Source data:
========
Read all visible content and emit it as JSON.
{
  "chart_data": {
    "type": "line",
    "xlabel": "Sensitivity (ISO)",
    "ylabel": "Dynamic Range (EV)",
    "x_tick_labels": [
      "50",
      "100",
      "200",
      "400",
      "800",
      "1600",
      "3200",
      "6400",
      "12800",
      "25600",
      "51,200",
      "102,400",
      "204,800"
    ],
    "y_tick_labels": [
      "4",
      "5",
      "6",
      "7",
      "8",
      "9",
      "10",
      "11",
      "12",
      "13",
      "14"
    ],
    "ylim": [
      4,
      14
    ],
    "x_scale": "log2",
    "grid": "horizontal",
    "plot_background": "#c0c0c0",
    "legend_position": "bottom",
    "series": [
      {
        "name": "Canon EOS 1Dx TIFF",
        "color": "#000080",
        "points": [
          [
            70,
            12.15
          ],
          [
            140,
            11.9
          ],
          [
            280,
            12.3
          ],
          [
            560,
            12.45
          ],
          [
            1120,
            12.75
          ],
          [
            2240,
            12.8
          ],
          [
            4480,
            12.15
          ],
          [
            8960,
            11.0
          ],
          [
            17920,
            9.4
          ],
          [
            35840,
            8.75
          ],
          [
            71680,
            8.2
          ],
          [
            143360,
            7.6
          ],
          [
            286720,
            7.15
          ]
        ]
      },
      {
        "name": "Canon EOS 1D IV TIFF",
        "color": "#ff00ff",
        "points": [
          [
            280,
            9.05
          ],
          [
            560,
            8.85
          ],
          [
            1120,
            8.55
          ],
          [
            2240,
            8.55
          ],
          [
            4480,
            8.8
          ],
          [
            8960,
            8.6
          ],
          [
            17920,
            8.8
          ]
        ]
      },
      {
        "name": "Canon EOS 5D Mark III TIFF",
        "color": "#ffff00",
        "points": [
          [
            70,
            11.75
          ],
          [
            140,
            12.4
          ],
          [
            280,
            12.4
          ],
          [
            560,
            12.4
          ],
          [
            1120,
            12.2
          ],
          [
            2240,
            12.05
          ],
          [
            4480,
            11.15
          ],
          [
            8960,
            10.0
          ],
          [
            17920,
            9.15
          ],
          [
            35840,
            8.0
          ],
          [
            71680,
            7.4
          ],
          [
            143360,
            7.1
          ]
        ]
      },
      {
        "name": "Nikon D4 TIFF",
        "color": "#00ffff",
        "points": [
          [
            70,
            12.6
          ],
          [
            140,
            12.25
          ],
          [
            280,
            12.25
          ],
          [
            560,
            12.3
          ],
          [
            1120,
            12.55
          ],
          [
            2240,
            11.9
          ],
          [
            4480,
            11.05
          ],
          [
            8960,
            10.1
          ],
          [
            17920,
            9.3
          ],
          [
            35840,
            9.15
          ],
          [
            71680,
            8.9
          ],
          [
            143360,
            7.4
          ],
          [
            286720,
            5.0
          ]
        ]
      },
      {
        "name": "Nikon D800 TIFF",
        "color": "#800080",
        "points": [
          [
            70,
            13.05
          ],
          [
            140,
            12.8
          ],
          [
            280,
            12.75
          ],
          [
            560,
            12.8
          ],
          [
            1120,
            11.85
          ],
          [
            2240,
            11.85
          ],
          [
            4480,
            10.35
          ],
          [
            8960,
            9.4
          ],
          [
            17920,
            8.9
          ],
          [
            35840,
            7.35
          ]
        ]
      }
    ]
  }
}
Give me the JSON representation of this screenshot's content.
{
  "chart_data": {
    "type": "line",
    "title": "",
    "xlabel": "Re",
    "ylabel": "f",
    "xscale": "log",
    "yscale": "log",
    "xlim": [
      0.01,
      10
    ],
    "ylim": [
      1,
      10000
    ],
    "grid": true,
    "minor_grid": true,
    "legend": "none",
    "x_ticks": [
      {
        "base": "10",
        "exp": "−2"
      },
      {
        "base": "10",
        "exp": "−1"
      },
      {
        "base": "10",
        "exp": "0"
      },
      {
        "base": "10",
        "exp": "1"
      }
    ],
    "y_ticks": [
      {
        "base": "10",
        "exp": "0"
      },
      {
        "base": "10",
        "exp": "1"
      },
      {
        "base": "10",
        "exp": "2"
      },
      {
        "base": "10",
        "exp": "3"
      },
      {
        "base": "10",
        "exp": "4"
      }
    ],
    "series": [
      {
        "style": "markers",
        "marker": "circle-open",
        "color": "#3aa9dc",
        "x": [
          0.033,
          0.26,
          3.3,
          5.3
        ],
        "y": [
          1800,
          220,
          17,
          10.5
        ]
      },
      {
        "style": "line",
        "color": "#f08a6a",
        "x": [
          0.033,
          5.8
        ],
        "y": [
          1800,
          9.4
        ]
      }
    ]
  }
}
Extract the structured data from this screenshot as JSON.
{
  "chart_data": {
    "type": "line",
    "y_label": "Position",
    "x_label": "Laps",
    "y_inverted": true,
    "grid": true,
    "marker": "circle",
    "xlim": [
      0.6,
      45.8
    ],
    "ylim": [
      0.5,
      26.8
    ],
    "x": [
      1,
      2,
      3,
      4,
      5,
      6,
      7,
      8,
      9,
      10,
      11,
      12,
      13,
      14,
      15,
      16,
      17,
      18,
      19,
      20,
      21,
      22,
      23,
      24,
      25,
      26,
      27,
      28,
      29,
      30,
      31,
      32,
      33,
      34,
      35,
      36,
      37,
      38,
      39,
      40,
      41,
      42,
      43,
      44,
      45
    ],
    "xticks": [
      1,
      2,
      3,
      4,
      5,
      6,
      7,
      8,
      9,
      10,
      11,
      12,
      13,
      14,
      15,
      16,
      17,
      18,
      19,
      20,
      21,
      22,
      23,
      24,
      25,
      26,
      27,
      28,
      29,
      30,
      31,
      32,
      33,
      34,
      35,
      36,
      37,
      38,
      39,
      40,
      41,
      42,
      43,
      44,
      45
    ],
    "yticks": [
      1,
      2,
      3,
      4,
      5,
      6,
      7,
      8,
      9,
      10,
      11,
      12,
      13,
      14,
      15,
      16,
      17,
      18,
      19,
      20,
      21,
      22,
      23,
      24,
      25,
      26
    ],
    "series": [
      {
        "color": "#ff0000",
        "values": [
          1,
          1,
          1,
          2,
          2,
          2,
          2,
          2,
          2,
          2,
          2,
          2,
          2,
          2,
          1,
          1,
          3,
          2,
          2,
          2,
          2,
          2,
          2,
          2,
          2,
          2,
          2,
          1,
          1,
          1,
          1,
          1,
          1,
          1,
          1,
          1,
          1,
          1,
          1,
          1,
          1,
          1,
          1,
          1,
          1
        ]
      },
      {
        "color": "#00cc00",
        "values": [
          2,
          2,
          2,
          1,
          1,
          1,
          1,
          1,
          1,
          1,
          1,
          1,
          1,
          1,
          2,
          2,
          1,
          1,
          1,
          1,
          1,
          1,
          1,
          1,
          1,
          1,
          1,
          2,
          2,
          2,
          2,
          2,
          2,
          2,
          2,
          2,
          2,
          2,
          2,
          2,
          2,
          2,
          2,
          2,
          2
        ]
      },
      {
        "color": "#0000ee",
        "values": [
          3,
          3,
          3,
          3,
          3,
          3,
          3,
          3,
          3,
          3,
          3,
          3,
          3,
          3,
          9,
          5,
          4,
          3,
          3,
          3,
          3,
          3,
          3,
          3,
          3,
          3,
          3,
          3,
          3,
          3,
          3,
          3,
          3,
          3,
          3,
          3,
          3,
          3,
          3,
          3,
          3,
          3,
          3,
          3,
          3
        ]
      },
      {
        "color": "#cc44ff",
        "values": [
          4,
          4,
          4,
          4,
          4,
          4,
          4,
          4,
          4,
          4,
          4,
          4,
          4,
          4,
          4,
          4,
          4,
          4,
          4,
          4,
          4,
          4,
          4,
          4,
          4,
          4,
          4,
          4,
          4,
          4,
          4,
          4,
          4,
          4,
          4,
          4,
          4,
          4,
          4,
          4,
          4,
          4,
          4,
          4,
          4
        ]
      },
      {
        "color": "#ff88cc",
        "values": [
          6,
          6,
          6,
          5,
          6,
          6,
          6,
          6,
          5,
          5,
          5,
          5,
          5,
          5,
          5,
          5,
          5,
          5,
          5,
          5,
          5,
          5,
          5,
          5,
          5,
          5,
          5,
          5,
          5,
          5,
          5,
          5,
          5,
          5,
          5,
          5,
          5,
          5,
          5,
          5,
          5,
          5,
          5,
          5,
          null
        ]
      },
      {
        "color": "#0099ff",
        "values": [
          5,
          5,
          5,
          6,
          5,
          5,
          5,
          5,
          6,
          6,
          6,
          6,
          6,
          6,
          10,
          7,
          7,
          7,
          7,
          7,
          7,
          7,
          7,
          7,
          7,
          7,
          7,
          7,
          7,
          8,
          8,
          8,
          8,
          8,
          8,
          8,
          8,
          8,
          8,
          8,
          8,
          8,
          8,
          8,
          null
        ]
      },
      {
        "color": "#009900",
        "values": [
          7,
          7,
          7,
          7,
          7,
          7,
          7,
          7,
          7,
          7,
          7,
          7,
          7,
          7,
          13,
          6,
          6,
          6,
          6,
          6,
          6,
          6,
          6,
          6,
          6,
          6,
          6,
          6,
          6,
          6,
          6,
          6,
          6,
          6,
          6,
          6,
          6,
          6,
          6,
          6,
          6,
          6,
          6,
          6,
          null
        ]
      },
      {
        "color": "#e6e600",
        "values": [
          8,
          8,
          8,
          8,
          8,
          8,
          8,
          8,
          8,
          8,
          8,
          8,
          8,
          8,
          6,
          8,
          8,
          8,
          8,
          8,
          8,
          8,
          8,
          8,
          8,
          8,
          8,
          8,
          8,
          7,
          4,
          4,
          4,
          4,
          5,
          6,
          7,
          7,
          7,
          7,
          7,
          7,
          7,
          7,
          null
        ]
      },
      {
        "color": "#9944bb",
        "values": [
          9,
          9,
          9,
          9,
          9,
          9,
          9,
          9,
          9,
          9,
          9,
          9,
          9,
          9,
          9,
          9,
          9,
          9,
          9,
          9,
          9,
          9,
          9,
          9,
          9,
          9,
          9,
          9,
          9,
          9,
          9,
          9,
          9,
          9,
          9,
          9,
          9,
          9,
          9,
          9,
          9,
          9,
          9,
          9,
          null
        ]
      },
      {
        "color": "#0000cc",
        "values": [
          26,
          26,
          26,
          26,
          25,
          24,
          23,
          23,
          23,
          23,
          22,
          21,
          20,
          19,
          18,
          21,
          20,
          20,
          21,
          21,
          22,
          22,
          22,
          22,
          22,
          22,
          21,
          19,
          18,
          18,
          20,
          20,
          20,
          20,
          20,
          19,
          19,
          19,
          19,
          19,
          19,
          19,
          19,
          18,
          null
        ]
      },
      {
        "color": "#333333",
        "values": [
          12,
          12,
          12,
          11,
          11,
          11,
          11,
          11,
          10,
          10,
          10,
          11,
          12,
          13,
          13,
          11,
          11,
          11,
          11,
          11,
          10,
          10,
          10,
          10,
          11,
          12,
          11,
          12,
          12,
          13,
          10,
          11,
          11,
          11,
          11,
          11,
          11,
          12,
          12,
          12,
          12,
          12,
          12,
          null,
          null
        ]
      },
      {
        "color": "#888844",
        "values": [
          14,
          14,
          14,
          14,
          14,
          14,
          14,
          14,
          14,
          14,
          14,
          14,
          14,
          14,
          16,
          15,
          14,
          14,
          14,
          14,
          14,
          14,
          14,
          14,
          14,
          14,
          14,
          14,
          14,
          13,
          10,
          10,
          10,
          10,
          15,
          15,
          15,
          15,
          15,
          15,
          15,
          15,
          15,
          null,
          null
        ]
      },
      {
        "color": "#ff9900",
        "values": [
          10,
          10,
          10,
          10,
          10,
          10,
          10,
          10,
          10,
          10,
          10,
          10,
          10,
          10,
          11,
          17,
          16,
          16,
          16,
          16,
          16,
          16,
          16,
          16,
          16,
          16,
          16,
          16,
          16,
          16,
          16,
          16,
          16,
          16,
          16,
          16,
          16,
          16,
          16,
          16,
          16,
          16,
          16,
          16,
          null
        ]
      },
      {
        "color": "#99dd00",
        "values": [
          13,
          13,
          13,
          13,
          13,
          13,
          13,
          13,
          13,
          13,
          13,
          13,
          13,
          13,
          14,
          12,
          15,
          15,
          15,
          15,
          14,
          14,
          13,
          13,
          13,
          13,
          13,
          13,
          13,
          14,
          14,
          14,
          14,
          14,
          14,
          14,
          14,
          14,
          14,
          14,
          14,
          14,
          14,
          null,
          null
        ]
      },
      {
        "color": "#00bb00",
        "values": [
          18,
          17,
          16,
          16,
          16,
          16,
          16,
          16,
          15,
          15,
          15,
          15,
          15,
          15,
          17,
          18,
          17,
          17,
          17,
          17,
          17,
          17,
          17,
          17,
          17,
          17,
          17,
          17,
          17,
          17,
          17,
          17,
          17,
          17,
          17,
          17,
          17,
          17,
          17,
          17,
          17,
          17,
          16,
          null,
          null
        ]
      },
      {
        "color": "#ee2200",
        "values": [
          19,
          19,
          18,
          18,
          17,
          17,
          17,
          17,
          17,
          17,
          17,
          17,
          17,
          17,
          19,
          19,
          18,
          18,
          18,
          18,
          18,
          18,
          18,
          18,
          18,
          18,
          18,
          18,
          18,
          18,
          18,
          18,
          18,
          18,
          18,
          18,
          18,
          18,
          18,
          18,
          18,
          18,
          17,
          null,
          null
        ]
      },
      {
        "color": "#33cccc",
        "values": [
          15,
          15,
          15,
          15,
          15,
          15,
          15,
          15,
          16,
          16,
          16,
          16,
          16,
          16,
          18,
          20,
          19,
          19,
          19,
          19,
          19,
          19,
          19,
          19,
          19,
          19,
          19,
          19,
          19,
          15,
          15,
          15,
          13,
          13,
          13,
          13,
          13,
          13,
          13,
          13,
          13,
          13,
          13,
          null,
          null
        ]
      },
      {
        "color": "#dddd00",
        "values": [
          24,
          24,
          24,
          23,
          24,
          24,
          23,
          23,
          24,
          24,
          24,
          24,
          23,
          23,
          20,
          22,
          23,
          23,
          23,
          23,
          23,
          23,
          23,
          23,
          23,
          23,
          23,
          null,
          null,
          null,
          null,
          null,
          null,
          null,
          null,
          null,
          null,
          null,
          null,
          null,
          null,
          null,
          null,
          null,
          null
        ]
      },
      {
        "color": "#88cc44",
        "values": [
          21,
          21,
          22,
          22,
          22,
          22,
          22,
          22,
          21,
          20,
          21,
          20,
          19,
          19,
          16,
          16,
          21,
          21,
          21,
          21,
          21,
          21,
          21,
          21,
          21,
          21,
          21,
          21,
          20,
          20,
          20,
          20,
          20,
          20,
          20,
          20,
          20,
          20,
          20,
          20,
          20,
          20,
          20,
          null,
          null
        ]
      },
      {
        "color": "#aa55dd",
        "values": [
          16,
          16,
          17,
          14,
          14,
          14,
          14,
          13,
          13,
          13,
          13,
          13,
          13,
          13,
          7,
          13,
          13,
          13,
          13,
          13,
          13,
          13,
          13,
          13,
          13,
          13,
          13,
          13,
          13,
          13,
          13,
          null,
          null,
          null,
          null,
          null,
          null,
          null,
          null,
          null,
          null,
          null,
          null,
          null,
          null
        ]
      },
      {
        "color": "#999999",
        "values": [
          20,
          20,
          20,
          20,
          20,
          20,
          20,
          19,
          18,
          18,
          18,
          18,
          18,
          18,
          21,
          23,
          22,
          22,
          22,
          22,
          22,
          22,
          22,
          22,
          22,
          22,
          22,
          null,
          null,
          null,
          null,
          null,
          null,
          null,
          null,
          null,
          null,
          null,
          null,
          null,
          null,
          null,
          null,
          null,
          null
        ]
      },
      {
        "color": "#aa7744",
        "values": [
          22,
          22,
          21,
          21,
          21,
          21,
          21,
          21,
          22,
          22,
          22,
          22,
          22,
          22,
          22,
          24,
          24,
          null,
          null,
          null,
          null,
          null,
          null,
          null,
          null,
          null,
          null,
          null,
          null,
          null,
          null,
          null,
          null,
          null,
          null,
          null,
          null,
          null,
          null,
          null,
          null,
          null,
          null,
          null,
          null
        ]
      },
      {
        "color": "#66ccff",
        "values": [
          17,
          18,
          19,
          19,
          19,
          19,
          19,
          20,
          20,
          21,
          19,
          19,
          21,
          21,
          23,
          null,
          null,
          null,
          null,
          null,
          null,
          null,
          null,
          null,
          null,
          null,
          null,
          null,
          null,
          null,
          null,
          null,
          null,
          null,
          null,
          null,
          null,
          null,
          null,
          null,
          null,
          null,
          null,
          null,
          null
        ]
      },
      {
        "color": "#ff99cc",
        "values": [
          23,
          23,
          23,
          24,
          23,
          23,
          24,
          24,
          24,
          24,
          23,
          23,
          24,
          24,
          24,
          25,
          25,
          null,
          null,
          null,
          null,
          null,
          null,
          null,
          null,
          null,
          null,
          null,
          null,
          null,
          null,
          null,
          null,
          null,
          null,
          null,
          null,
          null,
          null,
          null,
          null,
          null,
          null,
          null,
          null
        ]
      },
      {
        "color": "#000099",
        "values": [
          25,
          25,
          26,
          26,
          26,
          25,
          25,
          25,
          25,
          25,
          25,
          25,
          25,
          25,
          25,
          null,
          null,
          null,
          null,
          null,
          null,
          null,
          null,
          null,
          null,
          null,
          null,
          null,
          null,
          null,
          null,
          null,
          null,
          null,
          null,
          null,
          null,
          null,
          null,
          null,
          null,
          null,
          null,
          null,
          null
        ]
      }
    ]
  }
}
========
In the listing, find each line with the string "JSON" and copy it.

Read all visible content and emit it as JSON.
Give me the JSON representation of this screenshot's content.
Extract the structured data from this screenshot as JSON.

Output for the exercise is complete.